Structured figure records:
########

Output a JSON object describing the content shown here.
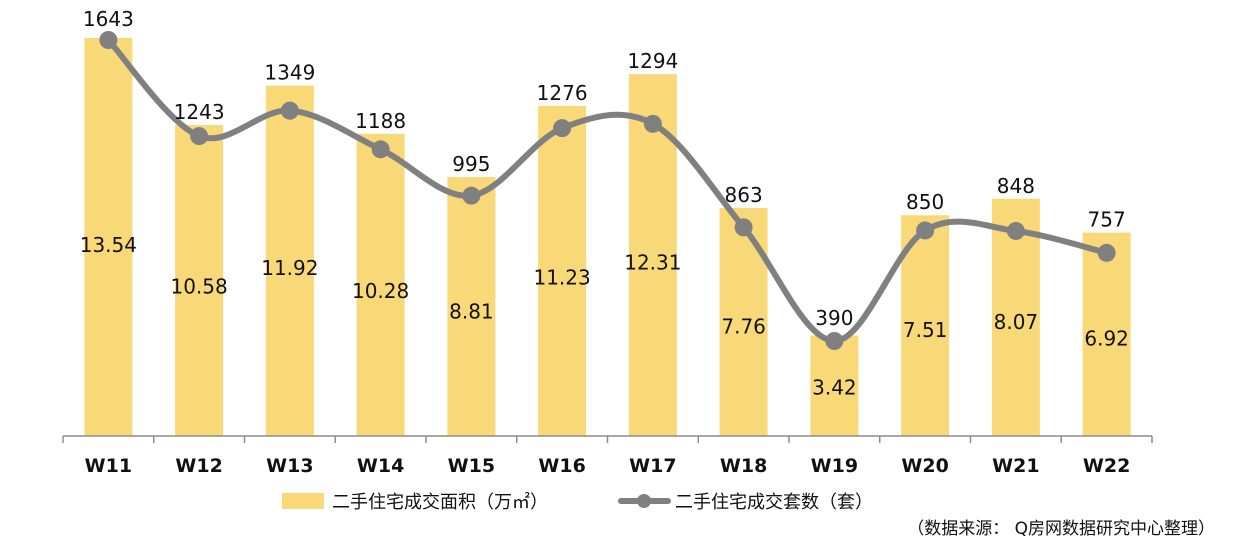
{
  "chart_data": {
    "type": "bar",
    "categories": [
      "W11",
      "W12",
      "W13",
      "W14",
      "W15",
      "W16",
      "W17",
      "W18",
      "W19",
      "W20",
      "W21",
      "W22"
    ],
    "series": [
      {
        "name": "二手住宅成交面积（万㎡）",
        "type": "bar",
        "axis": "left",
        "color": "#F9D977",
        "values": [
          13.54,
          10.58,
          11.92,
          10.28,
          8.81,
          11.23,
          12.31,
          7.76,
          3.42,
          7.51,
          8.07,
          6.92
        ]
      },
      {
        "name": "二手住宅成交套数（套）",
        "type": "line",
        "axis": "right",
        "smooth": true,
        "color": "#808080",
        "values": [
          1643,
          1243,
          1349,
          1188,
          995,
          1276,
          1294,
          863,
          390,
          850,
          848,
          757
        ]
      }
    ],
    "legend_position": "bottom",
    "grid": false,
    "annotations": [
      "（数据来源： Q房网数据研究中心整理）"
    ]
  }
}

########

Produce an exact copy of each line of data, skipping embedded images.

Output a JSON object describing the content shown here.
{
  "chart_data": {
    "type": "bar",
    "categories": [
      "W11",
      "W12",
      "W13",
      "W14",
      "W15",
      "W16",
      "W17",
      "W18",
      "W19",
      "W20",
      "W21",
      "W22"
    ],
    "series": [
      {
        "name": "二手住宅成交面积（万㎡）",
        "type": "bar",
        "axis": "left",
        "color": "#F9D977",
        "values": [
          13.54,
          10.58,
          11.92,
          10.28,
          8.81,
          11.23,
          12.31,
          7.76,
          3.42,
          7.51,
          8.07,
          6.92
        ]
      },
      {
        "name": "二手住宅成交套数（套）",
        "type": "line",
        "axis": "right",
        "smooth": true,
        "color": "#808080",
        "values": [
          1643,
          1243,
          1349,
          1188,
          995,
          1276,
          1294,
          863,
          390,
          850,
          848,
          757
        ]
      }
    ],
    "legend_position": "bottom",
    "grid": false,
    "annotations": [
      "（数据来源： Q房网数据研究中心整理）"
    ]
  }
}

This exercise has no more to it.